#### Data shown
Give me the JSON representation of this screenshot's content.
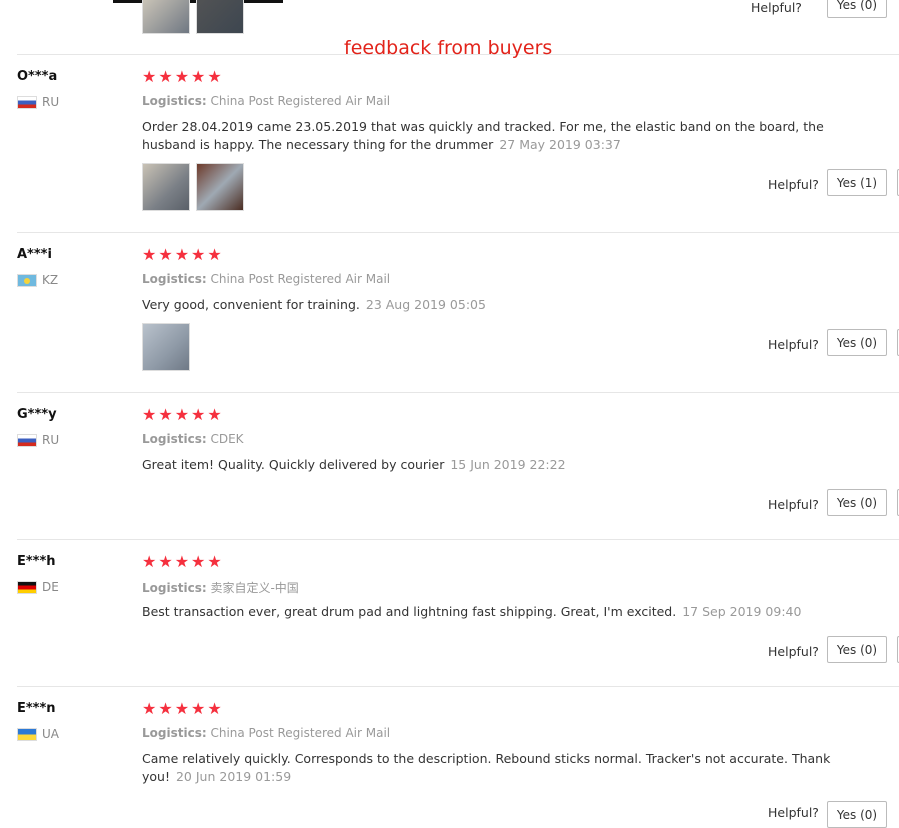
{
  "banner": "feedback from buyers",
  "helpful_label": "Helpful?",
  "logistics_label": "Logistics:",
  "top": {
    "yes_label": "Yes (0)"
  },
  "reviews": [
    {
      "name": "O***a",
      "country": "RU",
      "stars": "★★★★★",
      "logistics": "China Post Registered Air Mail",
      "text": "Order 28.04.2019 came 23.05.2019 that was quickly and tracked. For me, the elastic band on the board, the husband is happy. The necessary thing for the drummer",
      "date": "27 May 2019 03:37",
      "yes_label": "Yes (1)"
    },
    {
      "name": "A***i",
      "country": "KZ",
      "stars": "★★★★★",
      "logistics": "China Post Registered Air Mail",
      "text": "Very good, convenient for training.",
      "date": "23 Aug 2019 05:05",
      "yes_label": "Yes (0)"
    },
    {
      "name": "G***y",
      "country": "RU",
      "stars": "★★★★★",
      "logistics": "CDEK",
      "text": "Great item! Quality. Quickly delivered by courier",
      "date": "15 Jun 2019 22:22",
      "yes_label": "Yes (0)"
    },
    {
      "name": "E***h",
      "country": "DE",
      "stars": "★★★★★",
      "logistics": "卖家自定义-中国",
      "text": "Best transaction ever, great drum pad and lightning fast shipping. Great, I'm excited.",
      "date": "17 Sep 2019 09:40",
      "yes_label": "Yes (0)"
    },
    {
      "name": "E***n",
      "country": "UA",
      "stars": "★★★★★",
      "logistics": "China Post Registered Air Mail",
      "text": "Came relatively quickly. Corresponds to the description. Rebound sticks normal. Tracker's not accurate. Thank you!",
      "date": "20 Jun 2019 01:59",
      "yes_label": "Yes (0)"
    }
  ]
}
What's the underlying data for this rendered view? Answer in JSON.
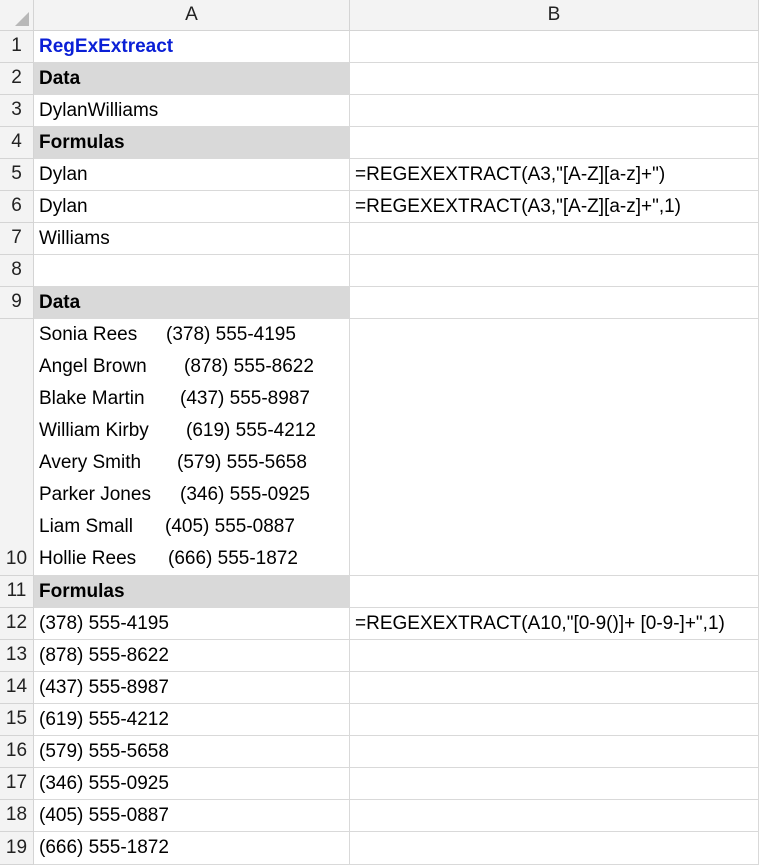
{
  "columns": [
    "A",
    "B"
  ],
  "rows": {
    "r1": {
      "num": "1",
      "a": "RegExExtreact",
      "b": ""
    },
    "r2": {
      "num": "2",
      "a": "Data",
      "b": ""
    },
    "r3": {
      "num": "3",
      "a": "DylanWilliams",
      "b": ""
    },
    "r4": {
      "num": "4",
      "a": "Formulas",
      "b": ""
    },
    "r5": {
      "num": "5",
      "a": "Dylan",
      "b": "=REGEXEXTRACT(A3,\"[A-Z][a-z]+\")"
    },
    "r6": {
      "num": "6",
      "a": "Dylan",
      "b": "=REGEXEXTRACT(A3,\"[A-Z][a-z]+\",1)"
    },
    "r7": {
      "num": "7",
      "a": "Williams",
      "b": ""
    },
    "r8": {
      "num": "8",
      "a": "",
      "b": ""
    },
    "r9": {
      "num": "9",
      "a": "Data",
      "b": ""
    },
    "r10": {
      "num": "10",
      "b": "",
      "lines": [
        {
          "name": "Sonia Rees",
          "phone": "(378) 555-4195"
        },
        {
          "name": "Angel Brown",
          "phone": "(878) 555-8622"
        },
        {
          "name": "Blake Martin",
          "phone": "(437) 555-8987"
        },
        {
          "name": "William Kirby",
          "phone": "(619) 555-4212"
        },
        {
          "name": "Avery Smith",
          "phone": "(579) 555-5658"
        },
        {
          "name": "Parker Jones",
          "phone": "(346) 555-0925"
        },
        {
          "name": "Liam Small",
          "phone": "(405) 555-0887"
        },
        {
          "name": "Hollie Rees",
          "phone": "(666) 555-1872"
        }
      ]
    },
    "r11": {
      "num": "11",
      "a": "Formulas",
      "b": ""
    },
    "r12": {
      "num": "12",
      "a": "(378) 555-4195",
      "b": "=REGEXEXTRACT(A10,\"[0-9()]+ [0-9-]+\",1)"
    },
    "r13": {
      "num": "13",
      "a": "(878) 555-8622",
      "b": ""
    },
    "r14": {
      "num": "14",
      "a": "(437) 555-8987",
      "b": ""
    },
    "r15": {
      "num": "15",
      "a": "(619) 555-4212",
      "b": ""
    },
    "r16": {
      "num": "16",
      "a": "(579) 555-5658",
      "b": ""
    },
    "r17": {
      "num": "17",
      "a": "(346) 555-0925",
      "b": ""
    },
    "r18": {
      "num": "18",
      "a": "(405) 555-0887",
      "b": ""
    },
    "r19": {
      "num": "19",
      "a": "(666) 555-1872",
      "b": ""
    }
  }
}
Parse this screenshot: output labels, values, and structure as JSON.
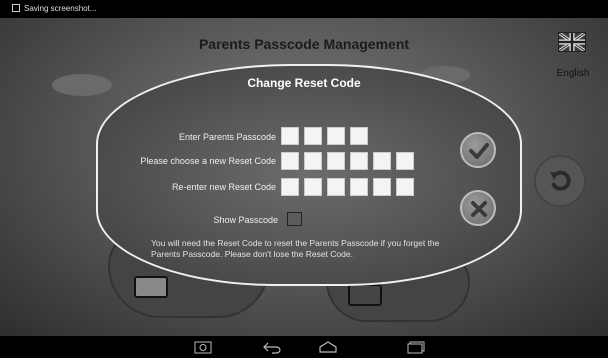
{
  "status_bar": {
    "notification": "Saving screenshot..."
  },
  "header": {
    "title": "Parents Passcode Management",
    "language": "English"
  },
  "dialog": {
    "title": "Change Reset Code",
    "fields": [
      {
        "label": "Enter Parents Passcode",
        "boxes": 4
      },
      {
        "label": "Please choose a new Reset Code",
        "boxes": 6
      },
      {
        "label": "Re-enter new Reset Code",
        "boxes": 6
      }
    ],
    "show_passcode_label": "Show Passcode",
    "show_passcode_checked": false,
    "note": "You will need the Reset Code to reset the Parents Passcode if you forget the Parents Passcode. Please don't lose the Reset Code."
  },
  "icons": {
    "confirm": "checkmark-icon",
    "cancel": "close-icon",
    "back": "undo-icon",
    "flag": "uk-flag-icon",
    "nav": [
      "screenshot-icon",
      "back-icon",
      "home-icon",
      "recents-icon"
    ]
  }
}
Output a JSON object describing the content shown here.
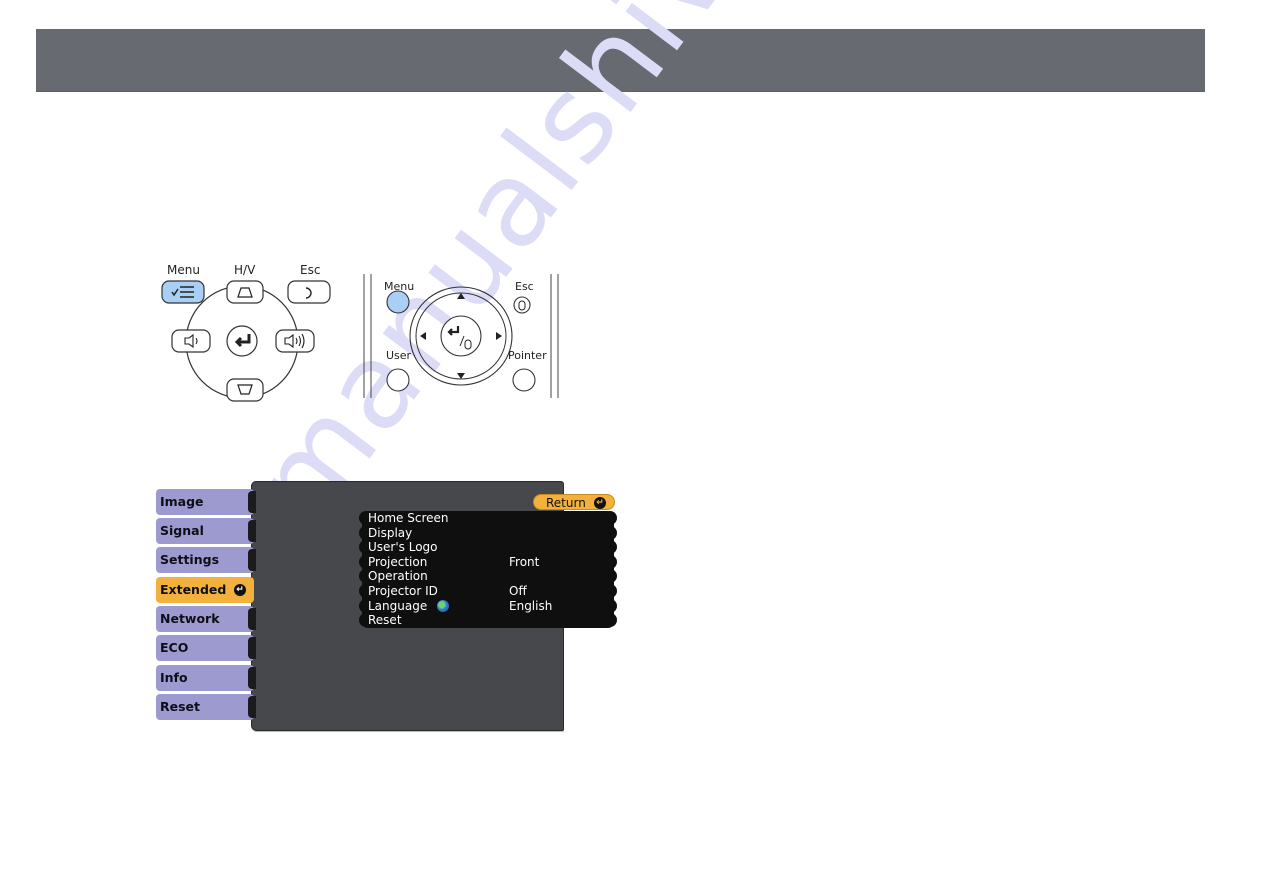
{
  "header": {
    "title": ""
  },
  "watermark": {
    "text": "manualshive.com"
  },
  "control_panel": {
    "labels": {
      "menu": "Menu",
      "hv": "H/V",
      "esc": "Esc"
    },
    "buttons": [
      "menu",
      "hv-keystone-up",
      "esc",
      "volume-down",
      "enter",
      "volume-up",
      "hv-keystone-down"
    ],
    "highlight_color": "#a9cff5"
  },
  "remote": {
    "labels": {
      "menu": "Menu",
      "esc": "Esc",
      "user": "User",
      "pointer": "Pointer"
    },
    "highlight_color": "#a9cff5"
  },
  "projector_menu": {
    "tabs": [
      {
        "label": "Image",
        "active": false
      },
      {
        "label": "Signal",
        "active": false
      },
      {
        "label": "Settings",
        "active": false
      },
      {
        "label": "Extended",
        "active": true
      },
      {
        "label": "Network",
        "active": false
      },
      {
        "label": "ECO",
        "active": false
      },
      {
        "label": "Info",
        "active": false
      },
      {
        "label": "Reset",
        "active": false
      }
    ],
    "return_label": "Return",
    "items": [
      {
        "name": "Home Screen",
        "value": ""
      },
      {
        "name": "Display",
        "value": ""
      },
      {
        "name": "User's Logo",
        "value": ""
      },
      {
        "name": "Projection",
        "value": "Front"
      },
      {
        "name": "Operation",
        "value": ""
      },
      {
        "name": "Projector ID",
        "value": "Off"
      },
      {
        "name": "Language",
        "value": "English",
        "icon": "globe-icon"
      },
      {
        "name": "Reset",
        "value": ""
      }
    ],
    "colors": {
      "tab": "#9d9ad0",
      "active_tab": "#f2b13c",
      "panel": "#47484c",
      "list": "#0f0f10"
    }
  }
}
########
Copy each line in full and exactly, omitting any picture.

Give me the JSON representation of this screenshot's content.
{
  "banner": "feedback from buyers",
  "helpful_label": "Helpful?",
  "logistics_label": "Logistics:",
  "top": {
    "yes_label": "Yes (0)"
  },
  "reviews": [
    {
      "name": "O***a",
      "country": "RU",
      "stars": "★★★★★",
      "logistics": "China Post Registered Air Mail",
      "text": "Order 28.04.2019 came 23.05.2019 that was quickly and tracked. For me, the elastic band on the board, the husband is happy. The necessary thing for the drummer",
      "date": "27 May 2019 03:37",
      "yes_label": "Yes (1)"
    },
    {
      "name": "A***i",
      "country": "KZ",
      "stars": "★★★★★",
      "logistics": "China Post Registered Air Mail",
      "text": "Very good, convenient for training.",
      "date": "23 Aug 2019 05:05",
      "yes_label": "Yes (0)"
    },
    {
      "name": "G***y",
      "country": "RU",
      "stars": "★★★★★",
      "logistics": "CDEK",
      "text": "Great item! Quality. Quickly delivered by courier",
      "date": "15 Jun 2019 22:22",
      "yes_label": "Yes (0)"
    },
    {
      "name": "E***h",
      "country": "DE",
      "stars": "★★★★★",
      "logistics": "卖家自定义-中国",
      "text": "Best transaction ever, great drum pad and lightning fast shipping. Great, I'm excited.",
      "date": "17 Sep 2019 09:40",
      "yes_label": "Yes (0)"
    },
    {
      "name": "E***n",
      "country": "UA",
      "stars": "★★★★★",
      "logistics": "China Post Registered Air Mail",
      "text": "Came relatively quickly. Corresponds to the description. Rebound sticks normal. Tracker's not accurate. Thank you!",
      "date": "20 Jun 2019 01:59",
      "yes_label": "Yes (0)"
    }
  ]
}
What's the underlying data for this rendered view? Answer in JSON.
{
  "columns": [
    "A",
    "B"
  ],
  "rows": {
    "r1": {
      "num": "1",
      "a": "RegExExtreact",
      "b": ""
    },
    "r2": {
      "num": "2",
      "a": "Data",
      "b": ""
    },
    "r3": {
      "num": "3",
      "a": "DylanWilliams",
      "b": ""
    },
    "r4": {
      "num": "4",
      "a": "Formulas",
      "b": ""
    },
    "r5": {
      "num": "5",
      "a": "Dylan",
      "b": "=REGEXEXTRACT(A3,\"[A-Z][a-z]+\")"
    },
    "r6": {
      "num": "6",
      "a": "Dylan",
      "b": "=REGEXEXTRACT(A3,\"[A-Z][a-z]+\",1)"
    },
    "r7": {
      "num": "7",
      "a": "Williams",
      "b": ""
    },
    "r8": {
      "num": "8",
      "a": "",
      "b": ""
    },
    "r9": {
      "num": "9",
      "a": "Data",
      "b": ""
    },
    "r10": {
      "num": "10",
      "b": "",
      "lines": [
        {
          "name": "Sonia Rees",
          "phone": "(378) 555-4195"
        },
        {
          "name": "Angel Brown",
          "phone": "(878) 555-8622"
        },
        {
          "name": "Blake Martin",
          "phone": "(437) 555-8987"
        },
        {
          "name": "William Kirby",
          "phone": "(619) 555-4212"
        },
        {
          "name": "Avery Smith",
          "phone": "(579) 555-5658"
        },
        {
          "name": "Parker Jones",
          "phone": "(346) 555-0925"
        },
        {
          "name": "Liam Small",
          "phone": "(405) 555-0887"
        },
        {
          "name": "Hollie Rees",
          "phone": "(666) 555-1872"
        }
      ]
    },
    "r11": {
      "num": "11",
      "a": "Formulas",
      "b": ""
    },
    "r12": {
      "num": "12",
      "a": "(378) 555-4195",
      "b": "=REGEXEXTRACT(A10,\"[0-9()]+ [0-9-]+\",1)"
    },
    "r13": {
      "num": "13",
      "a": "(878) 555-8622",
      "b": ""
    },
    "r14": {
      "num": "14",
      "a": "(437) 555-8987",
      "b": ""
    },
    "r15": {
      "num": "15",
      "a": "(619) 555-4212",
      "b": ""
    },
    "r16": {
      "num": "16",
      "a": "(579) 555-5658",
      "b": ""
    },
    "r17": {
      "num": "17",
      "a": "(346) 555-0925",
      "b": ""
    },
    "r18": {
      "num": "18",
      "a": "(405) 555-0887",
      "b": ""
    },
    "r19": {
      "num": "19",
      "a": "(666) 555-1872",
      "b": ""
    }
  }
}
Parse this screenshot: output labels, values, and structure as JSON.
{
  "status_bar": {
    "notification": "Saving screenshot..."
  },
  "header": {
    "title": "Parents Passcode Management",
    "language": "English"
  },
  "dialog": {
    "title": "Change Reset Code",
    "fields": [
      {
        "label": "Enter Parents Passcode",
        "boxes": 4
      },
      {
        "label": "Please choose a new Reset Code",
        "boxes": 6
      },
      {
        "label": "Re-enter new Reset Code",
        "boxes": 6
      }
    ],
    "show_passcode_label": "Show Passcode",
    "show_passcode_checked": false,
    "note": "You will need the Reset Code to reset the Parents Passcode if you forget the Parents Passcode. Please don't lose the Reset Code."
  },
  "icons": {
    "confirm": "checkmark-icon",
    "cancel": "close-icon",
    "back": "undo-icon",
    "flag": "uk-flag-icon",
    "nav": [
      "screenshot-icon",
      "back-icon",
      "home-icon",
      "recents-icon"
    ]
  }
}
Output a JSON object describing the content shown here.
{
  "header": {
    "title": ""
  },
  "watermark": {
    "text": "manualshive.com"
  },
  "control_panel": {
    "labels": {
      "menu": "Menu",
      "hv": "H/V",
      "esc": "Esc"
    },
    "buttons": [
      "menu",
      "hv-keystone-up",
      "esc",
      "volume-down",
      "enter",
      "volume-up",
      "hv-keystone-down"
    ],
    "highlight_color": "#a9cff5"
  },
  "remote": {
    "labels": {
      "menu": "Menu",
      "esc": "Esc",
      "user": "User",
      "pointer": "Pointer"
    },
    "highlight_color": "#a9cff5"
  },
  "projector_menu": {
    "tabs": [
      {
        "label": "Image",
        "active": false
      },
      {
        "label": "Signal",
        "active": false
      },
      {
        "label": "Settings",
        "active": false
      },
      {
        "label": "Extended",
        "active": true
      },
      {
        "label": "Network",
        "active": false
      },
      {
        "label": "ECO",
        "active": false
      },
      {
        "label": "Info",
        "active": false
      },
      {
        "label": "Reset",
        "active": false
      }
    ],
    "return_label": "Return",
    "items": [
      {
        "name": "Home Screen",
        "value": ""
      },
      {
        "name": "Display",
        "value": ""
      },
      {
        "name": "User's Logo",
        "value": ""
      },
      {
        "name": "Projection",
        "value": "Front"
      },
      {
        "name": "Operation",
        "value": ""
      },
      {
        "name": "Projector ID",
        "value": "Off"
      },
      {
        "name": "Language",
        "value": "English",
        "icon": "globe-icon"
      },
      {
        "name": "Reset",
        "value": ""
      }
    ],
    "colors": {
      "tab": "#9d9ad0",
      "active_tab": "#f2b13c",
      "panel": "#47484c",
      "list": "#0f0f10"
    }
  }
}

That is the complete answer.